(Data items)
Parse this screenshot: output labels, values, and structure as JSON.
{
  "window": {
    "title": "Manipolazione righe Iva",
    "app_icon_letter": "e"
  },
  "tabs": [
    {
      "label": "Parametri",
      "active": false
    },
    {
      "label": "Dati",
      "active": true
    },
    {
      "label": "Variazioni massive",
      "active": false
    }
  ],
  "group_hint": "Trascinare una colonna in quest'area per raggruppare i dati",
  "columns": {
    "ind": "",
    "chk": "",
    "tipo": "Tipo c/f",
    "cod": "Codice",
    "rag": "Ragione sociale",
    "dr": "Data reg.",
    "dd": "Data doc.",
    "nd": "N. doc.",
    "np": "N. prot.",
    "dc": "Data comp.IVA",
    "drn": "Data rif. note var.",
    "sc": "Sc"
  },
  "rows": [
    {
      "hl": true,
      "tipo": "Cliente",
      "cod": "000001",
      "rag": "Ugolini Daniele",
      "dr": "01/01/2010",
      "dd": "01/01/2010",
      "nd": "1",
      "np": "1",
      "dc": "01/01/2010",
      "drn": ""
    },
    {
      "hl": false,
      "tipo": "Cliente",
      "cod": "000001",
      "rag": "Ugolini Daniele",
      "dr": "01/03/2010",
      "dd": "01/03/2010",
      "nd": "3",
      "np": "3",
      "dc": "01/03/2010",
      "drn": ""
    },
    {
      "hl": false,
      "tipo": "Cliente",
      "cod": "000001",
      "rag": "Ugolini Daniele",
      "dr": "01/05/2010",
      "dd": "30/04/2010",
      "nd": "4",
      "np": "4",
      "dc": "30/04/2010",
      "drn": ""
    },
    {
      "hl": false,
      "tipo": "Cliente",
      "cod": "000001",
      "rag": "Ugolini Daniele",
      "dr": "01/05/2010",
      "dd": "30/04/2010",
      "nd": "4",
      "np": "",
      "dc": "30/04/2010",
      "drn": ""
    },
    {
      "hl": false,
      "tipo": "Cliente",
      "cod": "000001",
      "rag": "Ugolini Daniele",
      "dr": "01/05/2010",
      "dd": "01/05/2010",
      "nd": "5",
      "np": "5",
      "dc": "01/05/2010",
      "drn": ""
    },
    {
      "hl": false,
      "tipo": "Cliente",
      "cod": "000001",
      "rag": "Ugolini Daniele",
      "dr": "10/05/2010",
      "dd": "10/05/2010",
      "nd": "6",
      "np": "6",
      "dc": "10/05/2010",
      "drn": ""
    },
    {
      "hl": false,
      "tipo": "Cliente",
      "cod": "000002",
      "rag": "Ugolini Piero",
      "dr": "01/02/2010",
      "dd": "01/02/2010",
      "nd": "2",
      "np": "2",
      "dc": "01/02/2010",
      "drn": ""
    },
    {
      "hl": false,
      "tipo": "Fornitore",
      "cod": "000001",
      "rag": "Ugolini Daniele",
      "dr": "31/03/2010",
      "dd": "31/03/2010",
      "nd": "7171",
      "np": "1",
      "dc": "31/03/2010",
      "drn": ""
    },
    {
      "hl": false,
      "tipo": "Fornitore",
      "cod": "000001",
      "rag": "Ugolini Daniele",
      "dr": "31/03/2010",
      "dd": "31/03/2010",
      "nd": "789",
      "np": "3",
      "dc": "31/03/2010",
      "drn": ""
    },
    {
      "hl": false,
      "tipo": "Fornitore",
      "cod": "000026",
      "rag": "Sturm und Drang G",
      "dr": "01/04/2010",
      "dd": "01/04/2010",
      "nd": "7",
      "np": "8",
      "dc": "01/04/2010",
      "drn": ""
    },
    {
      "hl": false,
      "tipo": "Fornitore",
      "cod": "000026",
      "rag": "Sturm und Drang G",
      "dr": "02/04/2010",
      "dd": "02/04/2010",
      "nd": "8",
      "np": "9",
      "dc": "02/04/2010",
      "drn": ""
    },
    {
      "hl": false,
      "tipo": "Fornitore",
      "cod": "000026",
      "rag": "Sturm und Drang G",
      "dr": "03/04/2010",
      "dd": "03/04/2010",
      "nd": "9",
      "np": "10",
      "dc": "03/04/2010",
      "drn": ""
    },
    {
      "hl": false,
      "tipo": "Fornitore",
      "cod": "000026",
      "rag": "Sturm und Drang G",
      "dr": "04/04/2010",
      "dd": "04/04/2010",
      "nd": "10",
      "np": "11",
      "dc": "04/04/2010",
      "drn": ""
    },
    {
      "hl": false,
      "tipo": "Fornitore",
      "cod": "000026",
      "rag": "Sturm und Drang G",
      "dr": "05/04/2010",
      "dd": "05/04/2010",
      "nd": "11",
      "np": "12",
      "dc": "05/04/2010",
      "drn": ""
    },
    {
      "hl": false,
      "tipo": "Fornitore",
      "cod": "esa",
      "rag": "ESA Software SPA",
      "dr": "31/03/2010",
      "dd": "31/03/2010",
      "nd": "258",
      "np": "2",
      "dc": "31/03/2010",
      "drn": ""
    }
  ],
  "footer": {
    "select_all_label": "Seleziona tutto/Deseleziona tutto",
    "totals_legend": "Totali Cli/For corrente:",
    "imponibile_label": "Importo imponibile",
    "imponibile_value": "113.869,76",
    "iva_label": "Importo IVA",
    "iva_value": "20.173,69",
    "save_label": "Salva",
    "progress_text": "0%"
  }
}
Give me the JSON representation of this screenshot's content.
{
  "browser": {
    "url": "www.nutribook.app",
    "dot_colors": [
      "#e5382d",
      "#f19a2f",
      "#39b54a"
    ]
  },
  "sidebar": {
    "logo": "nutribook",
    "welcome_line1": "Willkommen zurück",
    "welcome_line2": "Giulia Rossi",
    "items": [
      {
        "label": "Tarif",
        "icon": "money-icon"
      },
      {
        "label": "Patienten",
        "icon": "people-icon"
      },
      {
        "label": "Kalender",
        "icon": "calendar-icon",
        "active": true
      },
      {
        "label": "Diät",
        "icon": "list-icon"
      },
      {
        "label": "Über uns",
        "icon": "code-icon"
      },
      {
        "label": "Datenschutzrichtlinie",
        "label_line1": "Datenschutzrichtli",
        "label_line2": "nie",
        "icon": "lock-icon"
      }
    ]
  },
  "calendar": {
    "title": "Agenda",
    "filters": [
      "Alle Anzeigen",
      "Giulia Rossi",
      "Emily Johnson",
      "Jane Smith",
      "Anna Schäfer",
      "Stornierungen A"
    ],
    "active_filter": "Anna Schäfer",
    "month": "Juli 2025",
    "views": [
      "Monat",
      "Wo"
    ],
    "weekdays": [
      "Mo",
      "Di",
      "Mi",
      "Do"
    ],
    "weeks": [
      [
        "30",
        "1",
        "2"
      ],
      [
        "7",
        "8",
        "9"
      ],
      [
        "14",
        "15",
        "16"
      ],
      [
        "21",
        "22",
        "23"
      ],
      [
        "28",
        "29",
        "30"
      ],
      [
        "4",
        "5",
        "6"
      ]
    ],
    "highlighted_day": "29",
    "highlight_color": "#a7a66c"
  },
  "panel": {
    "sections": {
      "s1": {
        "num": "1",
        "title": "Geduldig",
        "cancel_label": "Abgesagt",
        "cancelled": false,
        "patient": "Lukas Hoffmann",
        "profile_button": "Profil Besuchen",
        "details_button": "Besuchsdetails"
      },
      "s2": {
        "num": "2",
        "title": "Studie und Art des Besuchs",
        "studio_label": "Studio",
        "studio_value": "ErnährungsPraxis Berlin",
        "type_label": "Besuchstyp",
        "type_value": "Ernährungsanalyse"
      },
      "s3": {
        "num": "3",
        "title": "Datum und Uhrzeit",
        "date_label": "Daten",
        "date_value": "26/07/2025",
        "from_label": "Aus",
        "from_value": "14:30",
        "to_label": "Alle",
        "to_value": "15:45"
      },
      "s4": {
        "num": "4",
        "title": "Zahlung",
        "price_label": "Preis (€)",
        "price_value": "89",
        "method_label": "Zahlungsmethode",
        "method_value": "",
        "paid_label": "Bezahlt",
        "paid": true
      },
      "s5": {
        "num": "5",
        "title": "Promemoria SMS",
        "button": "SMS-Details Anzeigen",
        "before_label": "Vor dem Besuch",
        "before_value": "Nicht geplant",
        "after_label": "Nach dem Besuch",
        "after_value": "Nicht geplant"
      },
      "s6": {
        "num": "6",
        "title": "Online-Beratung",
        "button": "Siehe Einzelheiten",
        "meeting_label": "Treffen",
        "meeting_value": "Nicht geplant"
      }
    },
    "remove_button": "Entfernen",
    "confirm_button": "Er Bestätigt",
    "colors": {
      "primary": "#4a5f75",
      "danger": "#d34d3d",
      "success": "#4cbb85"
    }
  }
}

**What you will do:** Go through the lines above. Select every one that has the string "Anzeigen".

**Full output:**
      "Alle Anzeigen",
        "button": "SMS-Details Anzeigen",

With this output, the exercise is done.